> MATERIAL FOR THE TASK

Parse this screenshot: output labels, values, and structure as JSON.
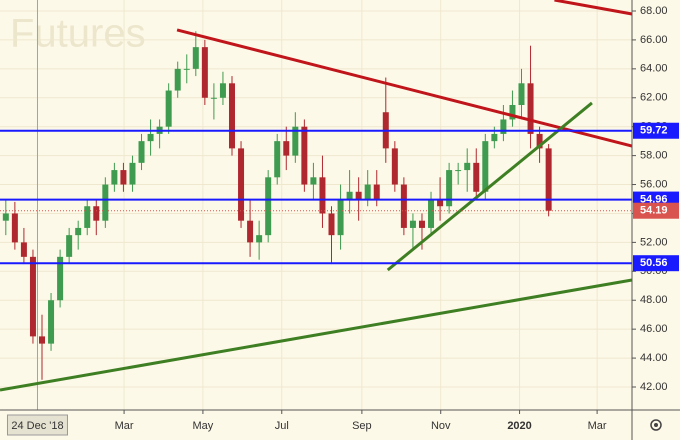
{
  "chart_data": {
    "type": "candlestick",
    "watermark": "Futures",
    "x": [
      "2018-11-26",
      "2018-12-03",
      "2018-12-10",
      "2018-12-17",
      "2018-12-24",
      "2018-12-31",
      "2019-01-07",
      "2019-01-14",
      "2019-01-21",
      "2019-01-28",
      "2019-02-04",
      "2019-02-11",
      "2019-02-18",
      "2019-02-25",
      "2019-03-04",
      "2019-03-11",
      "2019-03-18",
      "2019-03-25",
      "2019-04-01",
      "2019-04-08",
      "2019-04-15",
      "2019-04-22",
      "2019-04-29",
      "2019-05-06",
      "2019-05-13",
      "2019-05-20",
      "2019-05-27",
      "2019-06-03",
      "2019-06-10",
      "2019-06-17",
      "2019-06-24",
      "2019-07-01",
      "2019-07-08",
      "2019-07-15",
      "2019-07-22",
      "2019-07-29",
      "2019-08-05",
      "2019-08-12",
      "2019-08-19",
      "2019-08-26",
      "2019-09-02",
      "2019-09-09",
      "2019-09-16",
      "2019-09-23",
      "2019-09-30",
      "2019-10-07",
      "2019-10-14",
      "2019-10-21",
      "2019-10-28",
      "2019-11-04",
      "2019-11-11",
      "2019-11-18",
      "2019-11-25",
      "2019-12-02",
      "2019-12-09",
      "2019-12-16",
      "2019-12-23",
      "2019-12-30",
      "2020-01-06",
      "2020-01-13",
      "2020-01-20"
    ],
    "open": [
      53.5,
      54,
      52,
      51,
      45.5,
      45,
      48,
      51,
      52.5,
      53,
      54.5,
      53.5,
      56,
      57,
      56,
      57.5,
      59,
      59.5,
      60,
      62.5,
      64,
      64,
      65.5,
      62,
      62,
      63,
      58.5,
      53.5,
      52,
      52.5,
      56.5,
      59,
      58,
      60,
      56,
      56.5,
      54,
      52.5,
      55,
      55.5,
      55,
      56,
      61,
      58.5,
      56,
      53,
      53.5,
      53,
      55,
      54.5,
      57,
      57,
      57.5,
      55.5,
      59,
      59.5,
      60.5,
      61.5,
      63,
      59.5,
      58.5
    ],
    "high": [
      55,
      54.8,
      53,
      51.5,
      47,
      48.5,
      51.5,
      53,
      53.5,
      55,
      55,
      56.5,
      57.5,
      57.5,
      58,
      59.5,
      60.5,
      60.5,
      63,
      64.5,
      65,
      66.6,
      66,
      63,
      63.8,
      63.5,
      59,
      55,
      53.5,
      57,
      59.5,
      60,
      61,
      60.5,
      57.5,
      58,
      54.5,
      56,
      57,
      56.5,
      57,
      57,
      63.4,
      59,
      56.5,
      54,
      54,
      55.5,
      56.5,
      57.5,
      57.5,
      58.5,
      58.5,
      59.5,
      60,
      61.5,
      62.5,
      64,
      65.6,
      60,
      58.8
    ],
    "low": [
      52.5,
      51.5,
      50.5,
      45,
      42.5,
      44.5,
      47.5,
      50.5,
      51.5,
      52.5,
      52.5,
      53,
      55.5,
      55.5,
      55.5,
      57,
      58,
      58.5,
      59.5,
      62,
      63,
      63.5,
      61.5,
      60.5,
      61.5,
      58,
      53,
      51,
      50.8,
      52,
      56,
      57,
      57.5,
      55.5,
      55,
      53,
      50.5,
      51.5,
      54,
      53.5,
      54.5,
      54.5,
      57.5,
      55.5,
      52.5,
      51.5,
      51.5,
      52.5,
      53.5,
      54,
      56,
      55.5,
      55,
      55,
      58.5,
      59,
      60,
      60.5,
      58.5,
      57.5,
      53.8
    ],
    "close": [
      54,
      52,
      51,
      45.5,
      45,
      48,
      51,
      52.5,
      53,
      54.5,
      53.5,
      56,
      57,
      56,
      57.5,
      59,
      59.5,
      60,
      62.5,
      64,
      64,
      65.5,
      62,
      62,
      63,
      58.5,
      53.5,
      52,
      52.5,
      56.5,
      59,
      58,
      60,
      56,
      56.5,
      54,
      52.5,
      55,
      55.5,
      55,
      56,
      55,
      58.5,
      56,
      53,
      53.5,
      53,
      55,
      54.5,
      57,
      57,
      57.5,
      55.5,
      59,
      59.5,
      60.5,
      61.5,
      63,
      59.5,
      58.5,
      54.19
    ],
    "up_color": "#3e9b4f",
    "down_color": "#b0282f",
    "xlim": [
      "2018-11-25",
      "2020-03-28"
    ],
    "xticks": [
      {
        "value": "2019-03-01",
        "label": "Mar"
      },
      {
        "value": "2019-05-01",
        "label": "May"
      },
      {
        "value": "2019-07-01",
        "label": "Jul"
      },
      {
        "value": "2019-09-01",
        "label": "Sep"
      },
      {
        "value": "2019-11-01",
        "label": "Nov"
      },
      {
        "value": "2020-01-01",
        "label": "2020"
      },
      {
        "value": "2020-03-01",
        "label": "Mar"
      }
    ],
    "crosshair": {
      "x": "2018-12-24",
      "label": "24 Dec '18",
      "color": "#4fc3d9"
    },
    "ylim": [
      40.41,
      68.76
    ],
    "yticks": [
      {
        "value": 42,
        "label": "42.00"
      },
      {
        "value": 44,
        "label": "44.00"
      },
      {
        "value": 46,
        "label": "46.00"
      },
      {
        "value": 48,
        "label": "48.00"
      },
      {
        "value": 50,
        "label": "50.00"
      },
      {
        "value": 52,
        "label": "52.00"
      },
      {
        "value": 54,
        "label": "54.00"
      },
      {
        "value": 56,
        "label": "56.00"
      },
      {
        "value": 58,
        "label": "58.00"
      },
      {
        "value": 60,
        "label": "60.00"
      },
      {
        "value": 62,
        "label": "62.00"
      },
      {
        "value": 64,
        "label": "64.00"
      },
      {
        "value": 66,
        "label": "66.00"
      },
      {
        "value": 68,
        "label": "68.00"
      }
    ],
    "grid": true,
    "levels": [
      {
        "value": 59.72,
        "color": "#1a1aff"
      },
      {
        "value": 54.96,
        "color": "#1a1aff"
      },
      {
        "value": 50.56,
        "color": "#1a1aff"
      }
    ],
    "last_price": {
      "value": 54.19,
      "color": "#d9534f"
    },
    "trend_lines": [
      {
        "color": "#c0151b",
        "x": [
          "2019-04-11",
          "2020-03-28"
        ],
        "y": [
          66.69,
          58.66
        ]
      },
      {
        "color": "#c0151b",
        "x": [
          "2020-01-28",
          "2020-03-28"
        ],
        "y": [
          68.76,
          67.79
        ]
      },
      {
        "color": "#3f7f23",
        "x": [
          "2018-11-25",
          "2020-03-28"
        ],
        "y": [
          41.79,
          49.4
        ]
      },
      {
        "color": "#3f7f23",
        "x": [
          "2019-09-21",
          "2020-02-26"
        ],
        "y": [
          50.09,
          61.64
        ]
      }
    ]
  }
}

> WORK TO BE COMPLETED
Every line of the data should be copied as it stands, without the images.

> PROBLEM SOLUTION
Parse this screenshot: output labels, values, and structure as JSON.
{
  "chart_data": {
    "type": "candlestick",
    "watermark": "Futures",
    "x": [
      "2018-11-26",
      "2018-12-03",
      "2018-12-10",
      "2018-12-17",
      "2018-12-24",
      "2018-12-31",
      "2019-01-07",
      "2019-01-14",
      "2019-01-21",
      "2019-01-28",
      "2019-02-04",
      "2019-02-11",
      "2019-02-18",
      "2019-02-25",
      "2019-03-04",
      "2019-03-11",
      "2019-03-18",
      "2019-03-25",
      "2019-04-01",
      "2019-04-08",
      "2019-04-15",
      "2019-04-22",
      "2019-04-29",
      "2019-05-06",
      "2019-05-13",
      "2019-05-20",
      "2019-05-27",
      "2019-06-03",
      "2019-06-10",
      "2019-06-17",
      "2019-06-24",
      "2019-07-01",
      "2019-07-08",
      "2019-07-15",
      "2019-07-22",
      "2019-07-29",
      "2019-08-05",
      "2019-08-12",
      "2019-08-19",
      "2019-08-26",
      "2019-09-02",
      "2019-09-09",
      "2019-09-16",
      "2019-09-23",
      "2019-09-30",
      "2019-10-07",
      "2019-10-14",
      "2019-10-21",
      "2019-10-28",
      "2019-11-04",
      "2019-11-11",
      "2019-11-18",
      "2019-11-25",
      "2019-12-02",
      "2019-12-09",
      "2019-12-16",
      "2019-12-23",
      "2019-12-30",
      "2020-01-06",
      "2020-01-13",
      "2020-01-20"
    ],
    "open": [
      53.5,
      54,
      52,
      51,
      45.5,
      45,
      48,
      51,
      52.5,
      53,
      54.5,
      53.5,
      56,
      57,
      56,
      57.5,
      59,
      59.5,
      60,
      62.5,
      64,
      64,
      65.5,
      62,
      62,
      63,
      58.5,
      53.5,
      52,
      52.5,
      56.5,
      59,
      58,
      60,
      56,
      56.5,
      54,
      52.5,
      55,
      55.5,
      55,
      56,
      61,
      58.5,
      56,
      53,
      53.5,
      53,
      55,
      54.5,
      57,
      57,
      57.5,
      55.5,
      59,
      59.5,
      60.5,
      61.5,
      63,
      59.5,
      58.5
    ],
    "high": [
      55,
      54.8,
      53,
      51.5,
      47,
      48.5,
      51.5,
      53,
      53.5,
      55,
      55,
      56.5,
      57.5,
      57.5,
      58,
      59.5,
      60.5,
      60.5,
      63,
      64.5,
      65,
      66.6,
      66,
      63,
      63.8,
      63.5,
      59,
      55,
      53.5,
      57,
      59.5,
      60,
      61,
      60.5,
      57.5,
      58,
      54.5,
      56,
      57,
      56.5,
      57,
      57,
      63.4,
      59,
      56.5,
      54,
      54,
      55.5,
      56.5,
      57.5,
      57.5,
      58.5,
      58.5,
      59.5,
      60,
      61.5,
      62.5,
      64,
      65.6,
      60,
      58.8
    ],
    "low": [
      52.5,
      51.5,
      50.5,
      45,
      42.5,
      44.5,
      47.5,
      50.5,
      51.5,
      52.5,
      52.5,
      53,
      55.5,
      55.5,
      55.5,
      57,
      58,
      58.5,
      59.5,
      62,
      63,
      63.5,
      61.5,
      60.5,
      61.5,
      58,
      53,
      51,
      50.8,
      52,
      56,
      57,
      57.5,
      55.5,
      55,
      53,
      50.5,
      51.5,
      54,
      53.5,
      54.5,
      54.5,
      57.5,
      55.5,
      52.5,
      51.5,
      51.5,
      52.5,
      53.5,
      54,
      56,
      55.5,
      55,
      55,
      58.5,
      59,
      60,
      60.5,
      58.5,
      57.5,
      53.8
    ],
    "close": [
      54,
      52,
      51,
      45.5,
      45,
      48,
      51,
      52.5,
      53,
      54.5,
      53.5,
      56,
      57,
      56,
      57.5,
      59,
      59.5,
      60,
      62.5,
      64,
      64,
      65.5,
      62,
      62,
      63,
      58.5,
      53.5,
      52,
      52.5,
      56.5,
      59,
      58,
      60,
      56,
      56.5,
      54,
      52.5,
      55,
      55.5,
      55,
      56,
      55,
      58.5,
      56,
      53,
      53.5,
      53,
      55,
      54.5,
      57,
      57,
      57.5,
      55.5,
      59,
      59.5,
      60.5,
      61.5,
      63,
      59.5,
      58.5,
      54.19
    ],
    "up_color": "#3e9b4f",
    "down_color": "#b0282f",
    "xlim": [
      "2018-11-25",
      "2020-03-28"
    ],
    "xticks": [
      {
        "value": "2019-03-01",
        "label": "Mar"
      },
      {
        "value": "2019-05-01",
        "label": "May"
      },
      {
        "value": "2019-07-01",
        "label": "Jul"
      },
      {
        "value": "2019-09-01",
        "label": "Sep"
      },
      {
        "value": "2019-11-01",
        "label": "Nov"
      },
      {
        "value": "2020-01-01",
        "label": "2020"
      },
      {
        "value": "2020-03-01",
        "label": "Mar"
      }
    ],
    "crosshair": {
      "x": "2018-12-24",
      "label": "24 Dec '18",
      "color": "#4fc3d9"
    },
    "ylim": [
      40.41,
      68.76
    ],
    "yticks": [
      {
        "value": 42,
        "label": "42.00"
      },
      {
        "value": 44,
        "label": "44.00"
      },
      {
        "value": 46,
        "label": "46.00"
      },
      {
        "value": 48,
        "label": "48.00"
      },
      {
        "value": 50,
        "label": "50.00"
      },
      {
        "value": 52,
        "label": "52.00"
      },
      {
        "value": 54,
        "label": "54.00"
      },
      {
        "value": 56,
        "label": "56.00"
      },
      {
        "value": 58,
        "label": "58.00"
      },
      {
        "value": 60,
        "label": "60.00"
      },
      {
        "value": 62,
        "label": "62.00"
      },
      {
        "value": 64,
        "label": "64.00"
      },
      {
        "value": 66,
        "label": "66.00"
      },
      {
        "value": 68,
        "label": "68.00"
      }
    ],
    "grid": true,
    "levels": [
      {
        "value": 59.72,
        "color": "#1a1aff"
      },
      {
        "value": 54.96,
        "color": "#1a1aff"
      },
      {
        "value": 50.56,
        "color": "#1a1aff"
      }
    ],
    "last_price": {
      "value": 54.19,
      "color": "#d9534f"
    },
    "trend_lines": [
      {
        "color": "#c0151b",
        "x": [
          "2019-04-11",
          "2020-03-28"
        ],
        "y": [
          66.69,
          58.66
        ]
      },
      {
        "color": "#c0151b",
        "x": [
          "2020-01-28",
          "2020-03-28"
        ],
        "y": [
          68.76,
          67.79
        ]
      },
      {
        "color": "#3f7f23",
        "x": [
          "2018-11-25",
          "2020-03-28"
        ],
        "y": [
          41.79,
          49.4
        ]
      },
      {
        "color": "#3f7f23",
        "x": [
          "2019-09-21",
          "2020-02-26"
        ],
        "y": [
          50.09,
          61.64
        ]
      }
    ]
  }
}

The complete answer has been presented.